─── Task inputs

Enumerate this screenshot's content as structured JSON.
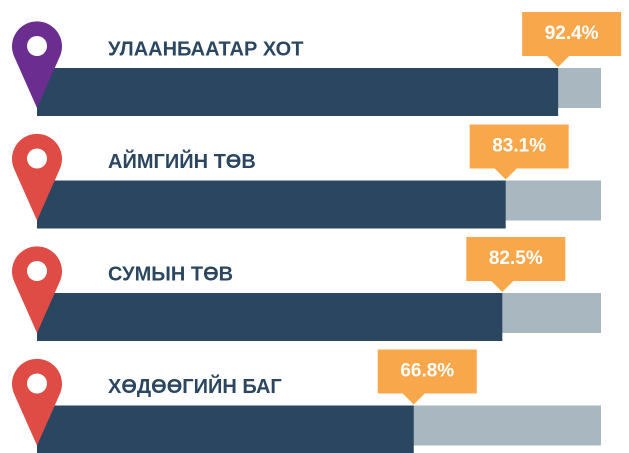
{
  "chart_data": {
    "type": "bar",
    "orientation": "horizontal",
    "categories": [
      "УЛААНБААТАР ХОТ",
      "АЙМГИЙН ТӨВ",
      "СУМЫН ТӨВ",
      "ХӨДӨӨГИЙН БАГ"
    ],
    "values": [
      92.4,
      83.1,
      82.5,
      66.8
    ],
    "value_labels": [
      "92.4%",
      "83.1%",
      "82.5%",
      "66.8%"
    ],
    "xlim": [
      0,
      100
    ],
    "color": "#2a4660",
    "track_color": "#a9b7c1",
    "label_color": "#f8a84b",
    "pin_colors": [
      "#6b2d90",
      "#df4b45",
      "#df4b45",
      "#df4b45"
    ]
  }
}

──────

The exercise:
Each line in the records above should be reproduced exactly; images are not copied.

Solution to this task:
Enumerate this screenshot's content as structured JSON.
{
  "chart_data": {
    "type": "bar",
    "orientation": "horizontal",
    "categories": [
      "УЛААНБААТАР ХОТ",
      "АЙМГИЙН ТӨВ",
      "СУМЫН ТӨВ",
      "ХӨДӨӨГИЙН БАГ"
    ],
    "values": [
      92.4,
      83.1,
      82.5,
      66.8
    ],
    "value_labels": [
      "92.4%",
      "83.1%",
      "82.5%",
      "66.8%"
    ],
    "xlim": [
      0,
      100
    ],
    "color": "#2a4660",
    "track_color": "#a9b7c1",
    "label_color": "#f8a84b",
    "pin_colors": [
      "#6b2d90",
      "#df4b45",
      "#df4b45",
      "#df4b45"
    ]
  }
}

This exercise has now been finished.